Will you extract the entries word for word? Images should not appear in the copy.
-------- Exercise inputs --------
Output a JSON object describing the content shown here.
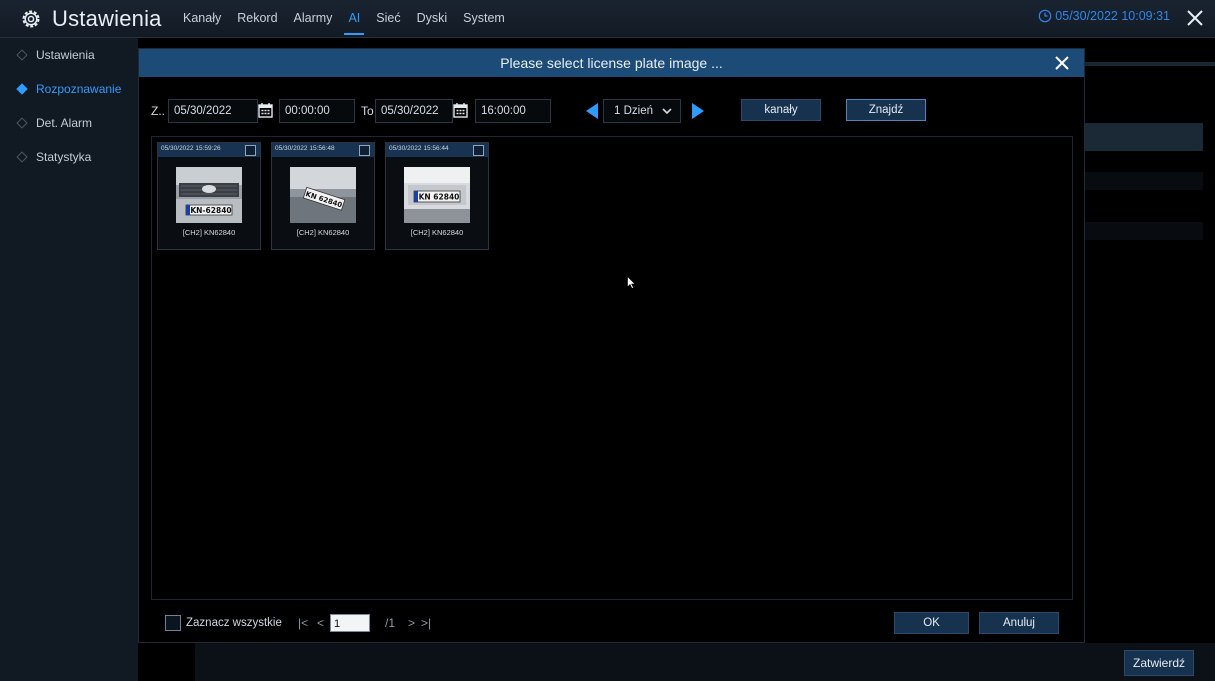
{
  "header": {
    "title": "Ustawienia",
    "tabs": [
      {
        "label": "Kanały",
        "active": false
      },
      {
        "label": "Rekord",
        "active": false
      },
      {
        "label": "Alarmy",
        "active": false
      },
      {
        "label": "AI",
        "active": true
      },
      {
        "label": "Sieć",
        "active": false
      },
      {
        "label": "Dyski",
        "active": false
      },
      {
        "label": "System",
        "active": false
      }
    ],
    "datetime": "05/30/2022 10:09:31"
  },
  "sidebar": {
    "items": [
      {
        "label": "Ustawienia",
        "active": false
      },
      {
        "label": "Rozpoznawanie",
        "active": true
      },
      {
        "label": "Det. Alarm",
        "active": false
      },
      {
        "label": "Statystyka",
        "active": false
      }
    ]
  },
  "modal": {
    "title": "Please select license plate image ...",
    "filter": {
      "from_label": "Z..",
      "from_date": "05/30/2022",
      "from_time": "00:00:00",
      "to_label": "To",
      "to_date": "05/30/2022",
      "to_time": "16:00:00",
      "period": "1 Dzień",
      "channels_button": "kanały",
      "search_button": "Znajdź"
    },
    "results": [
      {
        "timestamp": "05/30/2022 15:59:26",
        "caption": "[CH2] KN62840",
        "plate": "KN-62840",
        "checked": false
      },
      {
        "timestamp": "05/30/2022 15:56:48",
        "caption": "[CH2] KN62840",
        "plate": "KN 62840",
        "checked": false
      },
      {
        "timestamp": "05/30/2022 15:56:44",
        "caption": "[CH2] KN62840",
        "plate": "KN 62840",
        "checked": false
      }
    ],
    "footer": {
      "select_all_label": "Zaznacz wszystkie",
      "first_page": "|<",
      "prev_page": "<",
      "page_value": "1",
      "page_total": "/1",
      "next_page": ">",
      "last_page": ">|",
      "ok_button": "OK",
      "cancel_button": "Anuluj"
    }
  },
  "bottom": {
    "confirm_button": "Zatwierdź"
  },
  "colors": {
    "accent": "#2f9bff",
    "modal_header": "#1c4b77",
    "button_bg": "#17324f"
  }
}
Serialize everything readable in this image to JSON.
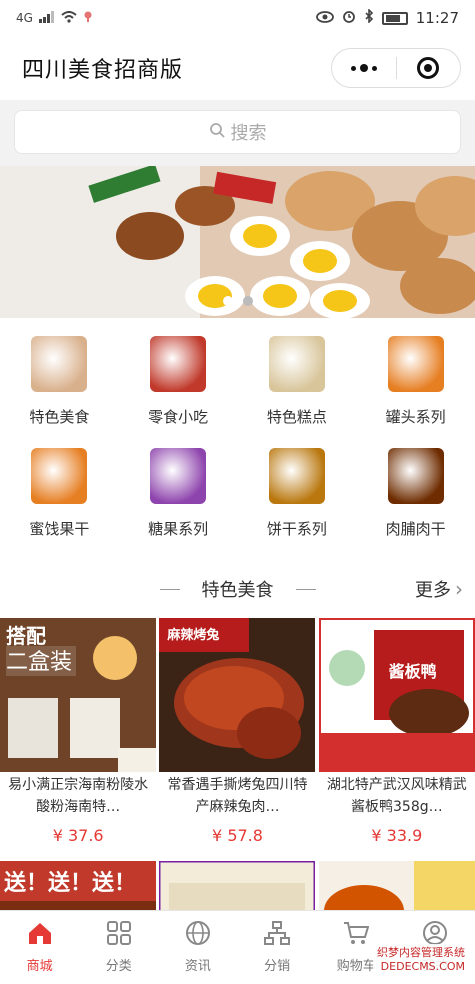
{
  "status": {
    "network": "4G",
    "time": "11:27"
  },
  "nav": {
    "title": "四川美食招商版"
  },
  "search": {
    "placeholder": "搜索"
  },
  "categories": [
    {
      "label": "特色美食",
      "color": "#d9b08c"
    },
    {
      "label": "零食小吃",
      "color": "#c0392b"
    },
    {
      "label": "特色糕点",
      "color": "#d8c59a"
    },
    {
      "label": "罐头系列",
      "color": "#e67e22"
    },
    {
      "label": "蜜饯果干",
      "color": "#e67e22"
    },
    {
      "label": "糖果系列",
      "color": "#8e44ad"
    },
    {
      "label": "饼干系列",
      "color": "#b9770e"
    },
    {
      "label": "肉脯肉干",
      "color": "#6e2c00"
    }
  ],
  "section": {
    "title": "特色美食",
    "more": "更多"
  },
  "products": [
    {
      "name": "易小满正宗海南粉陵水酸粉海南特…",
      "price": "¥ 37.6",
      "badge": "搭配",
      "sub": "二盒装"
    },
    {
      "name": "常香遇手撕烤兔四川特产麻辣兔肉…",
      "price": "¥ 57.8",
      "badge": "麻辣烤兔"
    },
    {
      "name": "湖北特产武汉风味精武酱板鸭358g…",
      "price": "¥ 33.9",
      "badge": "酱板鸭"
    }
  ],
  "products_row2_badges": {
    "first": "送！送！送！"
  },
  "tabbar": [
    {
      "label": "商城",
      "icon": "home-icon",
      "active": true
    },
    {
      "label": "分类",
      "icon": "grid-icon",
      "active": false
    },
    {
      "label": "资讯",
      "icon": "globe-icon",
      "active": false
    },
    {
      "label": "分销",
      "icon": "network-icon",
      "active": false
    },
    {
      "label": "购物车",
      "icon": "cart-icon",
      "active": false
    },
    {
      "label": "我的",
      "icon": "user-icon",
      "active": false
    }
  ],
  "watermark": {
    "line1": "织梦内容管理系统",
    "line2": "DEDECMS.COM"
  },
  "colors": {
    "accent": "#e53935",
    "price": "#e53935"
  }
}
--------
§ Solution for this exercise
Output a JSON object describing the content shown here.
{
  "header": {
    "title": "Ustawienia",
    "tabs": [
      {
        "label": "Kanały",
        "active": false
      },
      {
        "label": "Rekord",
        "active": false
      },
      {
        "label": "Alarmy",
        "active": false
      },
      {
        "label": "AI",
        "active": true
      },
      {
        "label": "Sieć",
        "active": false
      },
      {
        "label": "Dyski",
        "active": false
      },
      {
        "label": "System",
        "active": false
      }
    ],
    "datetime": "05/30/2022 10:09:31"
  },
  "sidebar": {
    "items": [
      {
        "label": "Ustawienia",
        "active": false
      },
      {
        "label": "Rozpoznawanie",
        "active": true
      },
      {
        "label": "Det. Alarm",
        "active": false
      },
      {
        "label": "Statystyka",
        "active": false
      }
    ]
  },
  "modal": {
    "title": "Please select license plate image ...",
    "filter": {
      "from_label": "Z..",
      "from_date": "05/30/2022",
      "from_time": "00:00:00",
      "to_label": "To",
      "to_date": "05/30/2022",
      "to_time": "16:00:00",
      "period": "1 Dzień",
      "channels_button": "kanały",
      "search_button": "Znajdź"
    },
    "results": [
      {
        "timestamp": "05/30/2022 15:59:26",
        "caption": "[CH2] KN62840",
        "plate": "KN-62840",
        "checked": false
      },
      {
        "timestamp": "05/30/2022 15:56:48",
        "caption": "[CH2] KN62840",
        "plate": "KN 62840",
        "checked": false
      },
      {
        "timestamp": "05/30/2022 15:56:44",
        "caption": "[CH2] KN62840",
        "plate": "KN 62840",
        "checked": false
      }
    ],
    "footer": {
      "select_all_label": "Zaznacz wszystkie",
      "first_page": "|<",
      "prev_page": "<",
      "page_value": "1",
      "page_total": "/1",
      "next_page": ">",
      "last_page": ">|",
      "ok_button": "OK",
      "cancel_button": "Anuluj"
    }
  },
  "bottom": {
    "confirm_button": "Zatwierdź"
  },
  "colors": {
    "accent": "#2f9bff",
    "modal_header": "#1c4b77",
    "button_bg": "#17324f"
  }
}
Serialize everything readable in this image to JSON.
{
  "status": {
    "network": "4G",
    "time": "11:27"
  },
  "nav": {
    "title": "四川美食招商版"
  },
  "search": {
    "placeholder": "搜索"
  },
  "categories": [
    {
      "label": "特色美食",
      "color": "#d9b08c"
    },
    {
      "label": "零食小吃",
      "color": "#c0392b"
    },
    {
      "label": "特色糕点",
      "color": "#d8c59a"
    },
    {
      "label": "罐头系列",
      "color": "#e67e22"
    },
    {
      "label": "蜜饯果干",
      "color": "#e67e22"
    },
    {
      "label": "糖果系列",
      "color": "#8e44ad"
    },
    {
      "label": "饼干系列",
      "color": "#b9770e"
    },
    {
      "label": "肉脯肉干",
      "color": "#6e2c00"
    }
  ],
  "section": {
    "title": "特色美食",
    "more": "更多"
  },
  "products": [
    {
      "name": "易小满正宗海南粉陵水酸粉海南特…",
      "price": "¥ 37.6",
      "badge": "搭配",
      "sub": "二盒装"
    },
    {
      "name": "常香遇手撕烤兔四川特产麻辣兔肉…",
      "price": "¥ 57.8",
      "badge": "麻辣烤兔"
    },
    {
      "name": "湖北特产武汉风味精武酱板鸭358g…",
      "price": "¥ 33.9",
      "badge": "酱板鸭"
    }
  ],
  "products_row2_badges": {
    "first": "送！送！送！"
  },
  "tabbar": [
    {
      "label": "商城",
      "icon": "home-icon",
      "active": true
    },
    {
      "label": "分类",
      "icon": "grid-icon",
      "active": false
    },
    {
      "label": "资讯",
      "icon": "globe-icon",
      "active": false
    },
    {
      "label": "分销",
      "icon": "network-icon",
      "active": false
    },
    {
      "label": "购物车",
      "icon": "cart-icon",
      "active": false
    },
    {
      "label": "我的",
      "icon": "user-icon",
      "active": false
    }
  ],
  "watermark": {
    "line1": "织梦内容管理系统",
    "line2": "DEDECMS.COM"
  },
  "colors": {
    "accent": "#e53935",
    "price": "#e53935"
  }
}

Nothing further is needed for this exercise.